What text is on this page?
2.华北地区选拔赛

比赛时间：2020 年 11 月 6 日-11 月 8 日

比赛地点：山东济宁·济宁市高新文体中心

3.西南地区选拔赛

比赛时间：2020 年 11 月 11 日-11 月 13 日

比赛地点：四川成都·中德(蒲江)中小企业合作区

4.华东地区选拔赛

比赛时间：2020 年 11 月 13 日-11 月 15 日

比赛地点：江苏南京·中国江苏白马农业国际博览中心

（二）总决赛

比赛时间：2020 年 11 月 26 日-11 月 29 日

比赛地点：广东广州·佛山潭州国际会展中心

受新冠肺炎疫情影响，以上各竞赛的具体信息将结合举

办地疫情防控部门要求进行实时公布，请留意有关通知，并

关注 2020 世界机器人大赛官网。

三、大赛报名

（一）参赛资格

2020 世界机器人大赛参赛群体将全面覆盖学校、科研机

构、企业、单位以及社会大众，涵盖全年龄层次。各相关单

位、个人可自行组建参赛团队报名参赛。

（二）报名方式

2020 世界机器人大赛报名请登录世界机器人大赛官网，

****************

STATED EXERCISE
Set down all of the records shown above once more, exactly.

RESULT BELOW
What text is on this page?
2.华北地区选拔赛

比赛时间：2020 年 11 月 6 日-11 月 8 日

比赛地点：山东济宁·济宁市高新文体中心

3.西南地区选拔赛

比赛时间：2020 年 11 月 11 日-11 月 13 日

比赛地点：四川成都·中德(蒲江)中小企业合作区

4.华东地区选拔赛

比赛时间：2020 年 11 月 13 日-11 月 15 日

比赛地点：江苏南京·中国江苏白马农业国际博览中心

（二）总决赛

比赛时间：2020 年 11 月 26 日-11 月 29 日

比赛地点：广东广州·佛山潭州国际会展中心

受新冠肺炎疫情影响，以上各竞赛的具体信息将结合举

办地疫情防控部门要求进行实时公布，请留意有关通知，并

关注 2020 世界机器人大赛官网。

三、大赛报名

（一）参赛资格

2020 世界机器人大赛参赛群体将全面覆盖学校、科研机

构、企业、单位以及社会大众，涵盖全年龄层次。各相关单

位、个人可自行组建参赛团队报名参赛。

（二）报名方式

2020 世界机器人大赛报名请登录世界机器人大赛官网，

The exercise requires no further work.